TASK DETAILS: List, from the lines below, each one with "Type" in it.

********************

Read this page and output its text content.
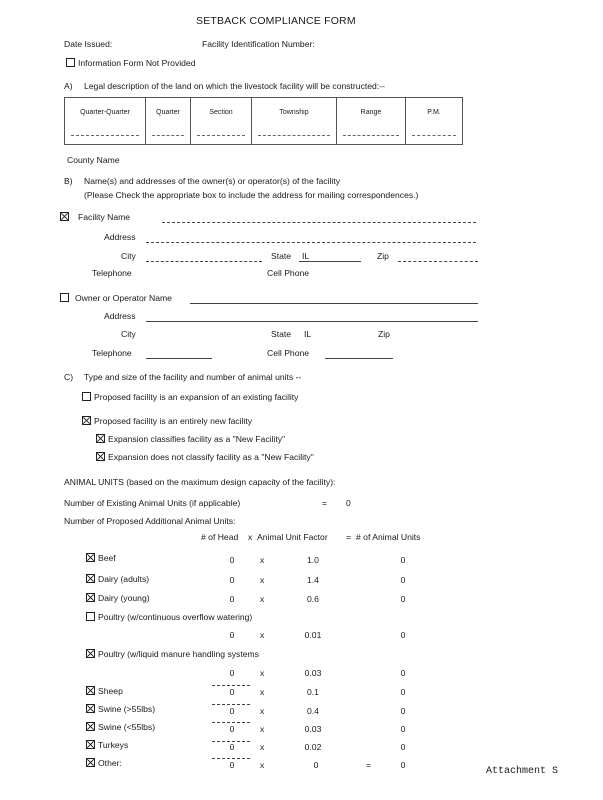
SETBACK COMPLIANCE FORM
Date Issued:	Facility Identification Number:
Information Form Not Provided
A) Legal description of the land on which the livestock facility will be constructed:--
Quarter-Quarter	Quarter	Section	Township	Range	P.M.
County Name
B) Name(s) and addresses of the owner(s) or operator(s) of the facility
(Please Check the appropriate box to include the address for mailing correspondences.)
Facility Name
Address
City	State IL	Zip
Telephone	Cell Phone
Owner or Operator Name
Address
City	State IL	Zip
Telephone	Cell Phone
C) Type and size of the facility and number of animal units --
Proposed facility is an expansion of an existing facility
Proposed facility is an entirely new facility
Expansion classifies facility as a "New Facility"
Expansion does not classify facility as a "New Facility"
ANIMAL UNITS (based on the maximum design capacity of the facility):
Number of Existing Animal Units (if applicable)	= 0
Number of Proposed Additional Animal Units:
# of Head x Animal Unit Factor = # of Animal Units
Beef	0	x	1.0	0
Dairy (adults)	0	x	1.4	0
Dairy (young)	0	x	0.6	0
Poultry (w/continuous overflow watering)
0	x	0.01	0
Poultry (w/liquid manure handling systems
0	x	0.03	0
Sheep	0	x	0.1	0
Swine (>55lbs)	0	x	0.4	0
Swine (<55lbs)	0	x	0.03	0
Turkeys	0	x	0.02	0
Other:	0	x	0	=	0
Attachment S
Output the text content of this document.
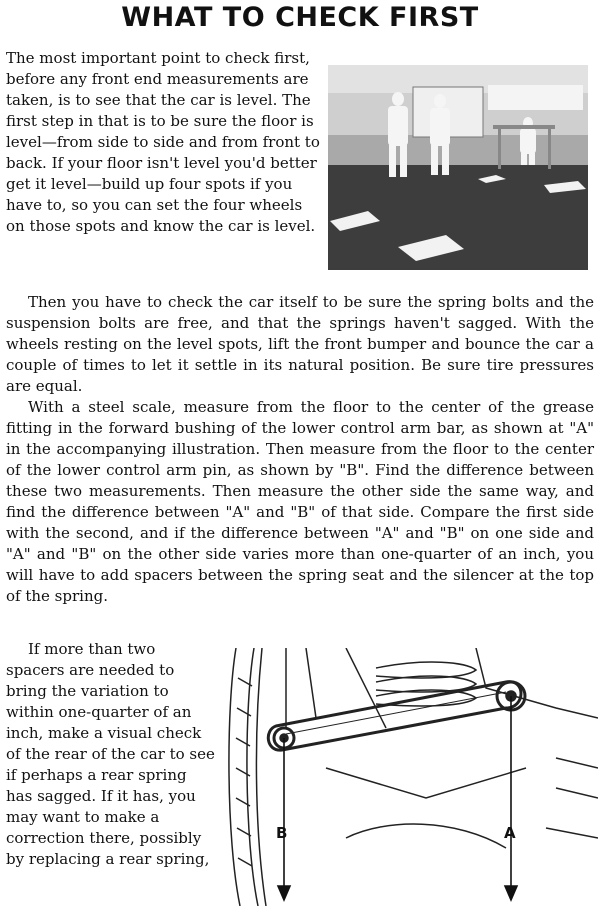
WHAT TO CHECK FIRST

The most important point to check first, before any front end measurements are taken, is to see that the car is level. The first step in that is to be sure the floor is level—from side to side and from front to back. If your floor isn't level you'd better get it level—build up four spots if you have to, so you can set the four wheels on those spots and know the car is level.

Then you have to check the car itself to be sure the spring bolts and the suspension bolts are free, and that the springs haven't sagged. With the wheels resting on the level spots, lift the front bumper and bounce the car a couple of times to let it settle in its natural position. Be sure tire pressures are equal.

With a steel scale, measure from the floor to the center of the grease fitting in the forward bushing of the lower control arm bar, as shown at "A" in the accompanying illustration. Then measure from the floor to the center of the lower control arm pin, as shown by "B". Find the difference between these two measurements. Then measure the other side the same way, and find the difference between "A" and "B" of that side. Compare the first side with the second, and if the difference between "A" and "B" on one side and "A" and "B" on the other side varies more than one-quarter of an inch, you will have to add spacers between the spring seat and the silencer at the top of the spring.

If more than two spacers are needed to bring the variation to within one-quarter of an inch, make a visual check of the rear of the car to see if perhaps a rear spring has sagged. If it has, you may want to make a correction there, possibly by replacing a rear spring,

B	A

********************

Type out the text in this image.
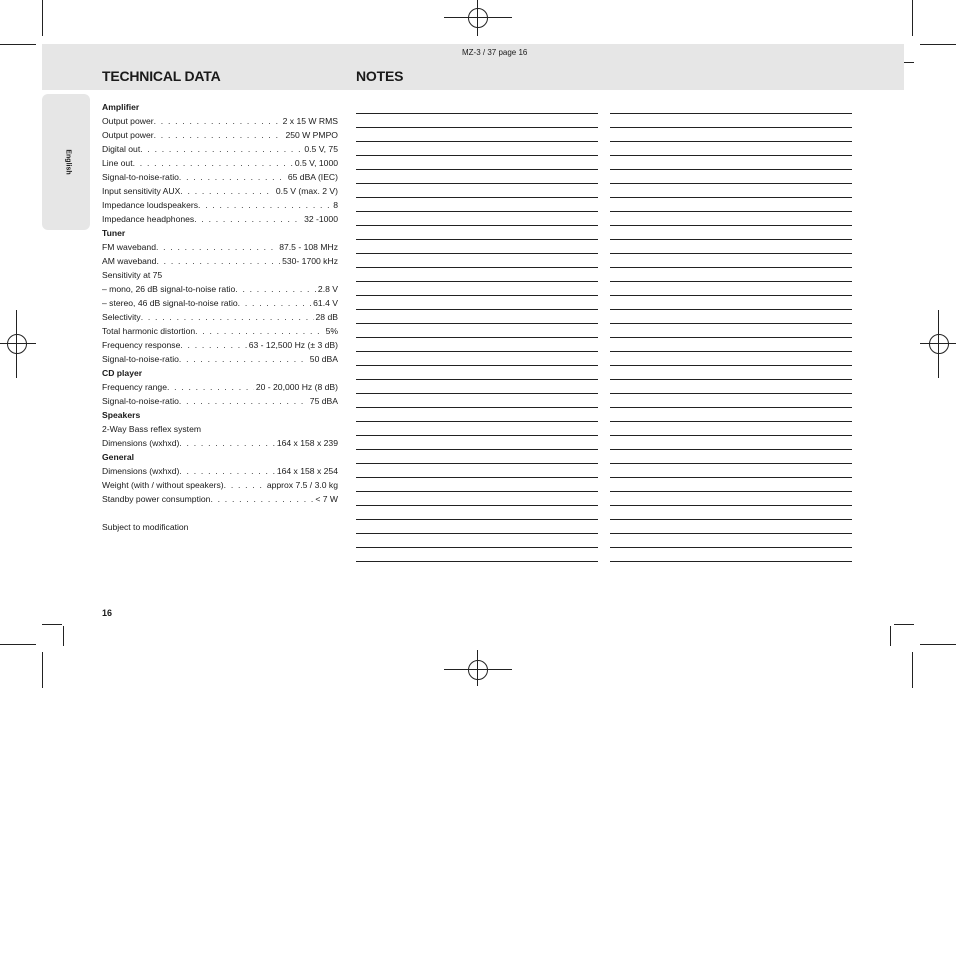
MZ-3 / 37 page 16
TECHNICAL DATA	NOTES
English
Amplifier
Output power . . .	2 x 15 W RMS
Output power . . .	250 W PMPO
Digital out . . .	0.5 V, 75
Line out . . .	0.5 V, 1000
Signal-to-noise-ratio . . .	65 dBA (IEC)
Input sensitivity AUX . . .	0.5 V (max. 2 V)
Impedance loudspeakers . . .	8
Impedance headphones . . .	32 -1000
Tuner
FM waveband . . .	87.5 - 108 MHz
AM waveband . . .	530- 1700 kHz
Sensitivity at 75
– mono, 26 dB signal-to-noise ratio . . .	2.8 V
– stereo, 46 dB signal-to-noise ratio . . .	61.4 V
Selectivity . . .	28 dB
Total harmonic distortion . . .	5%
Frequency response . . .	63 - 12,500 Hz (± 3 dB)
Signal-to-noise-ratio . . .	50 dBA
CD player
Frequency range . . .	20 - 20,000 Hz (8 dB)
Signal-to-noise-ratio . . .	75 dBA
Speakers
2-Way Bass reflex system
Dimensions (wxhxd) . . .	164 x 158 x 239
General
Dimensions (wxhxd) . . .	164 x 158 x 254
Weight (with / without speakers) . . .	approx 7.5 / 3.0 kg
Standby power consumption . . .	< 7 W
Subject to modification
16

********************

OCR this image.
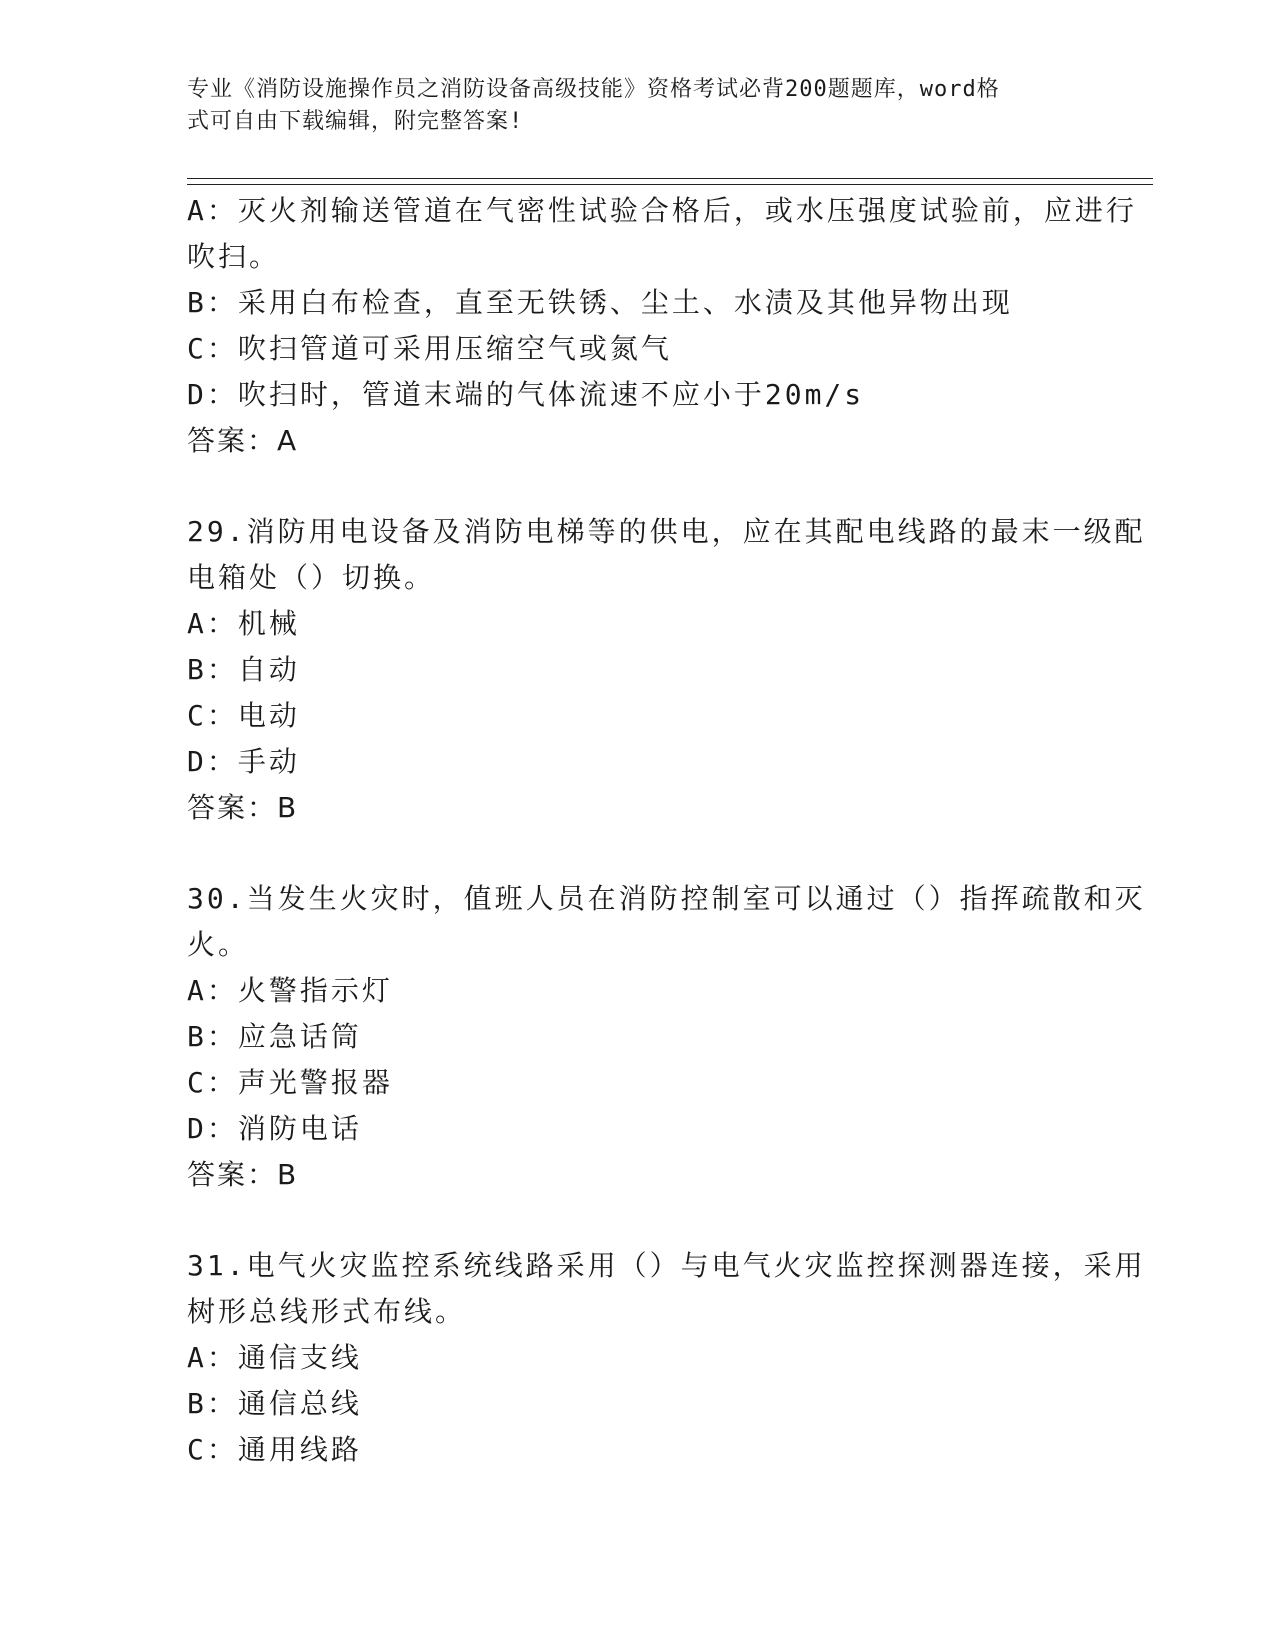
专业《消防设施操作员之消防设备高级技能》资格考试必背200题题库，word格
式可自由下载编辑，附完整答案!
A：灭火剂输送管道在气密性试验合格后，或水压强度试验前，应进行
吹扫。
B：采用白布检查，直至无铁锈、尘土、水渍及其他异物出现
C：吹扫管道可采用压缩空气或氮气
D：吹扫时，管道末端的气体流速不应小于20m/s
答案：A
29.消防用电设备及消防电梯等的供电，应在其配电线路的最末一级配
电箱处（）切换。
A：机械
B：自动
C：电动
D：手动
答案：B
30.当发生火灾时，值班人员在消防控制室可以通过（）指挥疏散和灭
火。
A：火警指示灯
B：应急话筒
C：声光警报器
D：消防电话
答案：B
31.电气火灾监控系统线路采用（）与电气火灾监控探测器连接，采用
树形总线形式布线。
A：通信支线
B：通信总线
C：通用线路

********************

RESPONSE FOR THIS EXERCISE:
C) Type and size of the facility and number of animal units --
Type out the text in this image.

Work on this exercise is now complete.